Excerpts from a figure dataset
----

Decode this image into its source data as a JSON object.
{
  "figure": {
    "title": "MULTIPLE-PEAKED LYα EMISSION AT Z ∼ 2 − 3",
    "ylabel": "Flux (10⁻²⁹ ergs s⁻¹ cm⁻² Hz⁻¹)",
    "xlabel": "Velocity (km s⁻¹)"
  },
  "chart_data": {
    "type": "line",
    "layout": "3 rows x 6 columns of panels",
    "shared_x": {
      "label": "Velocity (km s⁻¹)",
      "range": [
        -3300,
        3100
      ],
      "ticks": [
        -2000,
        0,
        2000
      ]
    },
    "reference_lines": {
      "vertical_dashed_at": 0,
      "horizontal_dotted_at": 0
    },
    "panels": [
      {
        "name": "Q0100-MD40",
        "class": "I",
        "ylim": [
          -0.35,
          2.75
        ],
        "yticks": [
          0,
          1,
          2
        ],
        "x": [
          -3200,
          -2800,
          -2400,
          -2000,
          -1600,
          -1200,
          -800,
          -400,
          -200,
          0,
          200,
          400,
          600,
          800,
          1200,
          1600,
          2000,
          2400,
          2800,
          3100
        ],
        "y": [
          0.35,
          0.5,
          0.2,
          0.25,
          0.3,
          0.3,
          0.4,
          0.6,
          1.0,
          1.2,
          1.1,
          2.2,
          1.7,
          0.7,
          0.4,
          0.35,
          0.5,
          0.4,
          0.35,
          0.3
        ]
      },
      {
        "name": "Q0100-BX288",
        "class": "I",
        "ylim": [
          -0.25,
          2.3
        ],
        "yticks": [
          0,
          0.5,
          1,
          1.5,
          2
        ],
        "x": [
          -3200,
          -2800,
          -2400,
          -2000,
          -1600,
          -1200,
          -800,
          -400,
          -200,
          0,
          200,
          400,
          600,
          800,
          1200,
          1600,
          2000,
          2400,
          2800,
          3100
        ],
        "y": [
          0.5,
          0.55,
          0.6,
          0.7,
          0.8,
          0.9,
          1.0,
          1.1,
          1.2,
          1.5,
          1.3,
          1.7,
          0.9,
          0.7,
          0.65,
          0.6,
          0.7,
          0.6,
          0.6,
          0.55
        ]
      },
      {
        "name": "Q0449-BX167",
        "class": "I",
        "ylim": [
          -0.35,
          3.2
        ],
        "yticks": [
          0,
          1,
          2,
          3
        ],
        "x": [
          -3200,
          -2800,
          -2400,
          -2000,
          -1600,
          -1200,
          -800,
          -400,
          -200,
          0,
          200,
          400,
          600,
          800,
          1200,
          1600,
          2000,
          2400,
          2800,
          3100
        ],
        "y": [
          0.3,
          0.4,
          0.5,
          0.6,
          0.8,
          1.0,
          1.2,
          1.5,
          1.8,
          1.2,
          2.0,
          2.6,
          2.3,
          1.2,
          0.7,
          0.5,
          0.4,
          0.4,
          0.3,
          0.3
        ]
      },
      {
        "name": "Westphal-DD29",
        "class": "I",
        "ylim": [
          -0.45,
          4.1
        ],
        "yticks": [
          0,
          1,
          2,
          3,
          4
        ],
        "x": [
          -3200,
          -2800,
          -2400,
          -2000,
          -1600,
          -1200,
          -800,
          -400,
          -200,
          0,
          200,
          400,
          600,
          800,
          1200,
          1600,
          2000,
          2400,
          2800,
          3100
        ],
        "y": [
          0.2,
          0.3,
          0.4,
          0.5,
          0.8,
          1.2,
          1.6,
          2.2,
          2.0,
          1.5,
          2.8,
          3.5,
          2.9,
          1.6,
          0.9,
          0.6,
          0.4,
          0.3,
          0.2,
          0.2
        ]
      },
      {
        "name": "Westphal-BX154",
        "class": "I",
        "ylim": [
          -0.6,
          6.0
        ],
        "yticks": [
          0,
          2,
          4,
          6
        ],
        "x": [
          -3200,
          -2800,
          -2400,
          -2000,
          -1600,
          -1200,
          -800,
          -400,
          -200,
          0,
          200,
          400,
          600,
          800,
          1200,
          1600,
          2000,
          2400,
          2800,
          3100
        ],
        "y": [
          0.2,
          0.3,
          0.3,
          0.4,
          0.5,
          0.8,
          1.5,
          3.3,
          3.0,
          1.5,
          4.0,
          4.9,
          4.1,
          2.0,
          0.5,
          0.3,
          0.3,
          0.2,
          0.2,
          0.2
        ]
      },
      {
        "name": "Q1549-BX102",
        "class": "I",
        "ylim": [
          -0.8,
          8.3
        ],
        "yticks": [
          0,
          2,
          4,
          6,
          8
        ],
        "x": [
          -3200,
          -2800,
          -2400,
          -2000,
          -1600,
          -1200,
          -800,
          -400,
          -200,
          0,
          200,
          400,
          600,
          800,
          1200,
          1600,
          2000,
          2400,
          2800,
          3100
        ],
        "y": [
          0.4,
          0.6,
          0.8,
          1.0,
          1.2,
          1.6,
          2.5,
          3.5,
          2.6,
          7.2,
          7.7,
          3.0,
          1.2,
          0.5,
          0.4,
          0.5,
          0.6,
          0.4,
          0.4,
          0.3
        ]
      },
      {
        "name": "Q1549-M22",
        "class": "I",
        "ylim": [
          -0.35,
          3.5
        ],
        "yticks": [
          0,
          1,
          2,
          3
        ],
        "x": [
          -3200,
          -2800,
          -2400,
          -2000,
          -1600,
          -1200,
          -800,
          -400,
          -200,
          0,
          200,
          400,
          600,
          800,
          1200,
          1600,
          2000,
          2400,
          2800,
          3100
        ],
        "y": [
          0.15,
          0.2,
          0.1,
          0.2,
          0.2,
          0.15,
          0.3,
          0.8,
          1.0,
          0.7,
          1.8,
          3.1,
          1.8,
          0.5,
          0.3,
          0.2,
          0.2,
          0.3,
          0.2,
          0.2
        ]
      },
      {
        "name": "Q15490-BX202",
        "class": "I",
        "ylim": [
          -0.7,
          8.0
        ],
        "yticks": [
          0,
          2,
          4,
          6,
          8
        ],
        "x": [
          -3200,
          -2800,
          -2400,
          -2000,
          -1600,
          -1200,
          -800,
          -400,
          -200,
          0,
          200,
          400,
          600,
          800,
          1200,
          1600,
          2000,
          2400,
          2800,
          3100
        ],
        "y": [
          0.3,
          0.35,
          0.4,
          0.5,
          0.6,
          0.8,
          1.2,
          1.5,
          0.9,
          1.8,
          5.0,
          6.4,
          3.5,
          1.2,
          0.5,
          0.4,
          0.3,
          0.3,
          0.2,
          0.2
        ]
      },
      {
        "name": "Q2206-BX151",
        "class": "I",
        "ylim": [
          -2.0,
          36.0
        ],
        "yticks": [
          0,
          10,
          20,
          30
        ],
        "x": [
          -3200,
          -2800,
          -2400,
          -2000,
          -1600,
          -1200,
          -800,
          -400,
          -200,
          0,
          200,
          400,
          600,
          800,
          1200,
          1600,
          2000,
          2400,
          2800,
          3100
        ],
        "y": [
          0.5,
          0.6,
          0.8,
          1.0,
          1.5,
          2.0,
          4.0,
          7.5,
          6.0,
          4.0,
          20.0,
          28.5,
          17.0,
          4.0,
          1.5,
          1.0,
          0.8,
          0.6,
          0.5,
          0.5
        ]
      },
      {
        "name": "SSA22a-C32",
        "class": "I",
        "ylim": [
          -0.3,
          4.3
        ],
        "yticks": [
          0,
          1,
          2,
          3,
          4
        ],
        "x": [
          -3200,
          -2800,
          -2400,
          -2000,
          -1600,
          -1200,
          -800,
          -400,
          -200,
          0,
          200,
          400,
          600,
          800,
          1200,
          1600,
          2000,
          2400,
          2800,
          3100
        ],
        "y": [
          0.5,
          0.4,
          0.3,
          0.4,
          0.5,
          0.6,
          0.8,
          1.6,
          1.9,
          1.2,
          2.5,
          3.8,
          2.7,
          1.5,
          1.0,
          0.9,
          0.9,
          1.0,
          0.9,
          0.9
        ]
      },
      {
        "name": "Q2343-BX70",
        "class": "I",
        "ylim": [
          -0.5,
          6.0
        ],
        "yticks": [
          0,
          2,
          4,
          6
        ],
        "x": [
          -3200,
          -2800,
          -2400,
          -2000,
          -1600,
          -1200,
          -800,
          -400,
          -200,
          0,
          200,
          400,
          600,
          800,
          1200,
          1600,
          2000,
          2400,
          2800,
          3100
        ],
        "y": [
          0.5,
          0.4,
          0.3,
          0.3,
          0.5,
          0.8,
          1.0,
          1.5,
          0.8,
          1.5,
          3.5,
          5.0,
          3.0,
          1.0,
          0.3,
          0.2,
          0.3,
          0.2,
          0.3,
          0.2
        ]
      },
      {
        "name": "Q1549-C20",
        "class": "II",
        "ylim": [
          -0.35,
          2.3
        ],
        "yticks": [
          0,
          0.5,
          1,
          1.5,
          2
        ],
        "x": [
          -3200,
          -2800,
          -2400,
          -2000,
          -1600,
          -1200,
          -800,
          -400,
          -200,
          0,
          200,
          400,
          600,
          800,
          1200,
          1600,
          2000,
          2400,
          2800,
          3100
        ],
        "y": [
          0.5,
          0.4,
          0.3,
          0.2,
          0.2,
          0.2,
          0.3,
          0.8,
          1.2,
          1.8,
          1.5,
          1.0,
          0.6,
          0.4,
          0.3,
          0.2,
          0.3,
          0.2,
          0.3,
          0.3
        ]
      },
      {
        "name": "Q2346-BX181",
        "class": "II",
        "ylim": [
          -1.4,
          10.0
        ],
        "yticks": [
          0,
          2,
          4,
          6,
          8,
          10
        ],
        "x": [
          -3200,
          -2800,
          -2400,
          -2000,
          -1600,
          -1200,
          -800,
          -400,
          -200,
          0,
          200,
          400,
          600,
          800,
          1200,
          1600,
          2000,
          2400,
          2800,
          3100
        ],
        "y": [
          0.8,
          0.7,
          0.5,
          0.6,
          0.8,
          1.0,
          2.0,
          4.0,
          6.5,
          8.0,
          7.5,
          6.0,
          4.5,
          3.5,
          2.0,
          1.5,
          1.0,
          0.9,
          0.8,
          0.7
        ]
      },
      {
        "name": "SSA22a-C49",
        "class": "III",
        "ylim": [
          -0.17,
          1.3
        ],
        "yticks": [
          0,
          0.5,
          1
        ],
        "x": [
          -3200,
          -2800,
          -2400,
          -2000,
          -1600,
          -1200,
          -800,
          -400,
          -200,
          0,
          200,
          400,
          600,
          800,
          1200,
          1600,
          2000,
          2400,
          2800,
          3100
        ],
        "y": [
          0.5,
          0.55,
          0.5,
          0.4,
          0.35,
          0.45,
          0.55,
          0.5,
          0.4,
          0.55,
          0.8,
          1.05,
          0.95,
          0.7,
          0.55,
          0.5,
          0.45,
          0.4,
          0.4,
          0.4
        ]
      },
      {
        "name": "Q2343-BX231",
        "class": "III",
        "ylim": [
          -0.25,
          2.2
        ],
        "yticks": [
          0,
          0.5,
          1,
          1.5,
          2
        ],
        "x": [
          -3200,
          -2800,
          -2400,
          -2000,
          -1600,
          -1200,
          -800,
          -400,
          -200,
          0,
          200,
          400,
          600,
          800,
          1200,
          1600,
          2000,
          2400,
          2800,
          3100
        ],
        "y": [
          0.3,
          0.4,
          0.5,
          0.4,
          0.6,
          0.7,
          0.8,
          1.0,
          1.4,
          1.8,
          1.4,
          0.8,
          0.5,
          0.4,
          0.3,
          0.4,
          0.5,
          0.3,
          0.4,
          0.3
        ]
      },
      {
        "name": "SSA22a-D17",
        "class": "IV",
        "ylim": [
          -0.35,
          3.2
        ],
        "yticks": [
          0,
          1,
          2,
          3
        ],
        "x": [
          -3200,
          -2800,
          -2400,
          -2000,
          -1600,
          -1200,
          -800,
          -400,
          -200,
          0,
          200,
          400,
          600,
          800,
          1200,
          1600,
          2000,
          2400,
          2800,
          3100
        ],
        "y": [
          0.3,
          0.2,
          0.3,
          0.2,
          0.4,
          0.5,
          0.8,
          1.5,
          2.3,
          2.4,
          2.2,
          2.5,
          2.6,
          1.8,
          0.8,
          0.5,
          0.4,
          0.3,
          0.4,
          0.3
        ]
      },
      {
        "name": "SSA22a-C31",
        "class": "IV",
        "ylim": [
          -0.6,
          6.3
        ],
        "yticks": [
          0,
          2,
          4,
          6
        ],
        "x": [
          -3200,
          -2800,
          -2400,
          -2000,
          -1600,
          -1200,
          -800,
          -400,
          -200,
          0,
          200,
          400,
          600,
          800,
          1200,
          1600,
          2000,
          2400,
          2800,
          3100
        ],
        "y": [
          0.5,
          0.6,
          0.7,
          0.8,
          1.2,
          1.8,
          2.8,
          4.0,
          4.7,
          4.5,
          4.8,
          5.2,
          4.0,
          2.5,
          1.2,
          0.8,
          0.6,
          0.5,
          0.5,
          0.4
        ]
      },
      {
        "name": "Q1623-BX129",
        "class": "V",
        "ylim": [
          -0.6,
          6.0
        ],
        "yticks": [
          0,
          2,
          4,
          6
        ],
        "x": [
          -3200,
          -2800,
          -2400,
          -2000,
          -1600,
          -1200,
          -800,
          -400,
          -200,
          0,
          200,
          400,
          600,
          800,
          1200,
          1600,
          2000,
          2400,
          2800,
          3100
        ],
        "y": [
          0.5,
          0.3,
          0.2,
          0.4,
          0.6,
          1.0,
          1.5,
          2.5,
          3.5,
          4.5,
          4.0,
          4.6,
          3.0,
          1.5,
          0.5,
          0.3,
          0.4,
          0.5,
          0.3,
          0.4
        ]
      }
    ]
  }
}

----

WRITTEN PROBLEM
In the lines above, find each one with "Westphal" and list it.

TASK ANSWER
        "name": "Westphal-DD29",
        "name": "Westphal-BX154",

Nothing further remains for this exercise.